_EXERCISE PROMPT_
Find and copy lines holding "Kansas".

_DATA LISTING_
◆ ◆ ◆
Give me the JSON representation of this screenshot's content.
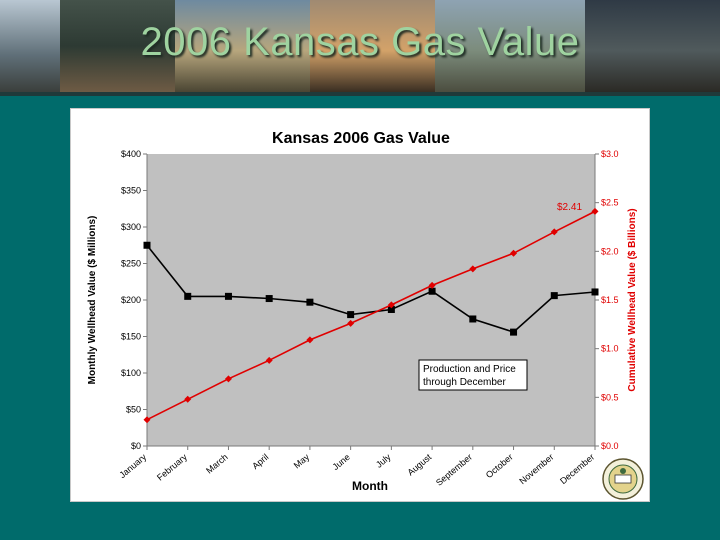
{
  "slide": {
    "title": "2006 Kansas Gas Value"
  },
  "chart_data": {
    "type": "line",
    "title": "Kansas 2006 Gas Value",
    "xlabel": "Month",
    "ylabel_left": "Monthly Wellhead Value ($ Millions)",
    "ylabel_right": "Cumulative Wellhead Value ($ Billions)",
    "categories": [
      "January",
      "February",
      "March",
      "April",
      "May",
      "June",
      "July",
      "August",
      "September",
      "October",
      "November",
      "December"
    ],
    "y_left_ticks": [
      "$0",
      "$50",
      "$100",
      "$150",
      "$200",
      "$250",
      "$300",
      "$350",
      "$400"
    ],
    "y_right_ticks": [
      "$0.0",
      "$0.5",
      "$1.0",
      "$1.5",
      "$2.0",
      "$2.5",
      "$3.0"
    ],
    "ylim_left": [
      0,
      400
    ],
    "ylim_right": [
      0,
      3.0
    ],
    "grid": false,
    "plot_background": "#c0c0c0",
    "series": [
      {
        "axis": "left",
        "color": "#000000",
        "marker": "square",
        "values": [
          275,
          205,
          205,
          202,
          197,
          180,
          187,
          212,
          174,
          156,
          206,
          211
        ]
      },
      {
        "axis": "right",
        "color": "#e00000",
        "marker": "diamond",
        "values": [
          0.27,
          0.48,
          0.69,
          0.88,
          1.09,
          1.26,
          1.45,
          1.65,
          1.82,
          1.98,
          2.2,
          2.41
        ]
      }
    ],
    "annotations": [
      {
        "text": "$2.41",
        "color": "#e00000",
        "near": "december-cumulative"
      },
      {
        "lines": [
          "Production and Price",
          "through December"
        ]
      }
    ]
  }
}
◆ ◆ ◆
_FINISHED TASK_
    "title": "2006 Kansas Gas Value"
    "title": "Kansas 2006 Gas Value",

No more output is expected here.